_TASK TO COMPLETE_: Copy every line from the material below that holds "JSON".

_THE INPUT_:
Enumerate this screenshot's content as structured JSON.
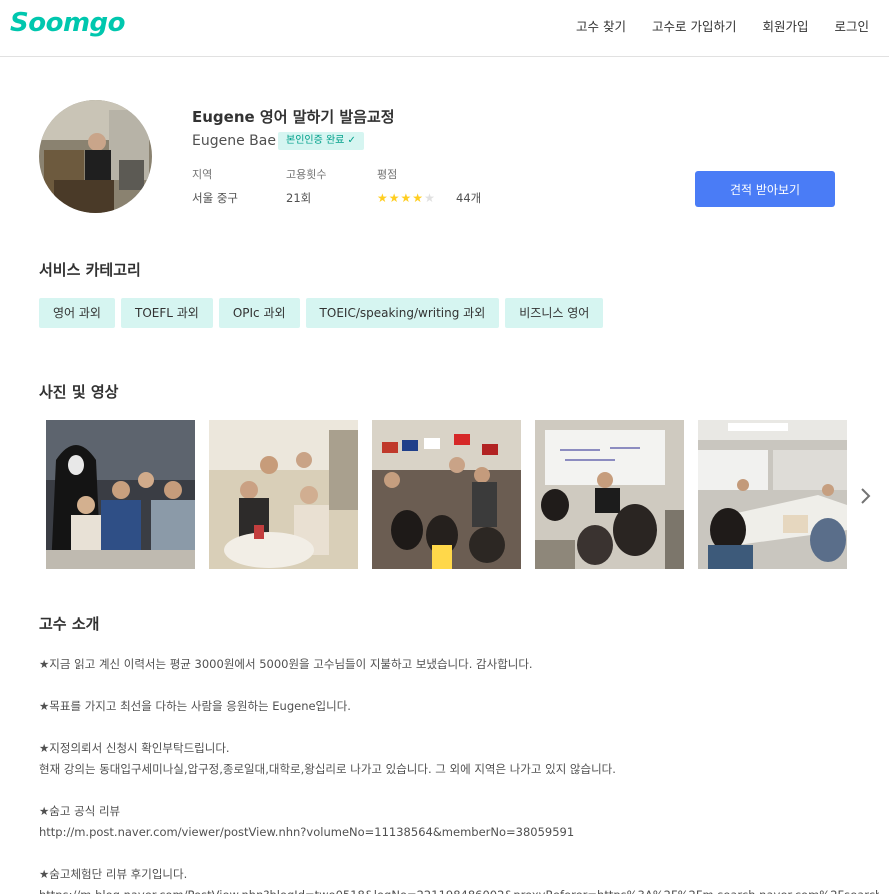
{
  "header": {
    "logo": "Soomgo",
    "nav": [
      "고수 찾기",
      "고수로 가입하기",
      "회원가입",
      "로그인"
    ]
  },
  "profile": {
    "title": "Eugene 영어 말하기 발음교정",
    "name": "Eugene Bae",
    "badge": "본인인증 완료 ✓",
    "stats": {
      "region_label": "지역",
      "region_value": "서울 중구",
      "hires_label": "고용횟수",
      "hires_value": "21회",
      "rating_label": "평점",
      "rating_stars": 4,
      "rating_max": 5,
      "review_count": "44개"
    },
    "quote_button": "견적 받아보기"
  },
  "categories": {
    "title": "서비스 카테고리",
    "items": [
      "영어 과외",
      "TOEFL 과외",
      "OPIc 과외",
      "TOEIC/speaking/writing 과외",
      "비즈니스 영어"
    ]
  },
  "media": {
    "title": "사진 및 영상"
  },
  "intro": {
    "title": "고수 소개",
    "lines": [
      "★지금 읽고 계신 이력서는 평균 3000원에서 5000원을 고수님들이 지불하고 보냈습니다. 감사합니다.",
      "",
      "★목표를 가지고 최선을 다하는 사람을 응원하는 Eugene입니다.",
      "",
      "★지정의뢰서 신청시 확인부탁드립니다.",
      "현재 강의는 동대입구세미나실,압구정,종로일대,대학로,왕십리로 나가고 있습니다. 그 외에 지역은 나가고 있지 않습니다.",
      "",
      "★숨고 공식 리뷰",
      "http://m.post.naver.com/viewer/postView.nhn?volumeNo=11138564&memberNo=38059591",
      "",
      "★숨고체험단 리뷰 후기입니다.",
      "https://m.blog.naver.com/PostView.nhn?blogId=two0518&logNo=221198486002&proxyReferer=https%3A%2F%2Fm.search.naver.com%2Fsearch.n"
    ]
  },
  "colors": {
    "brand": "#00c7ae",
    "button": "#4a7cf6",
    "chip_bg": "#d6f5f1",
    "star": "#ffce21"
  }
}
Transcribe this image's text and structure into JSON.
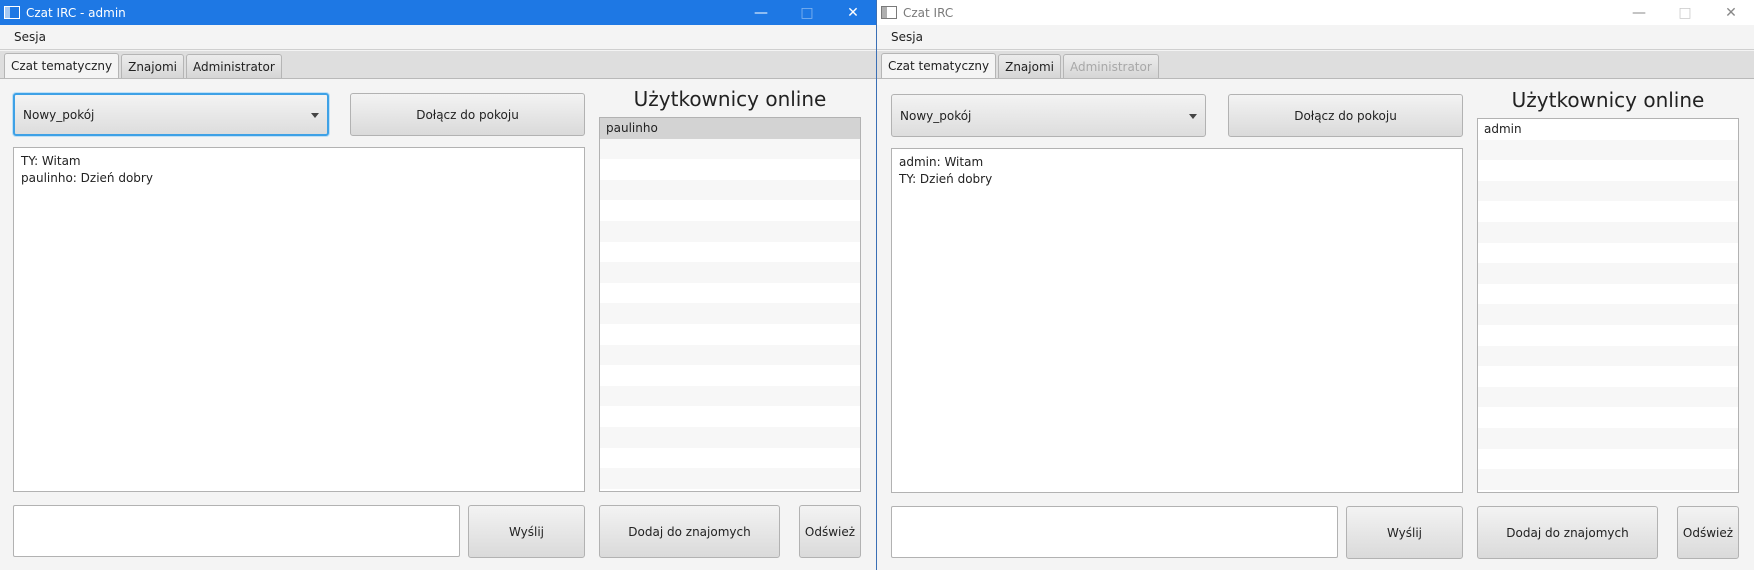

_RESPONSE TO THIS TASK_:
Enumerate this screenshot's content as structured JSON.
Transcribe this image's text and structure into JSON.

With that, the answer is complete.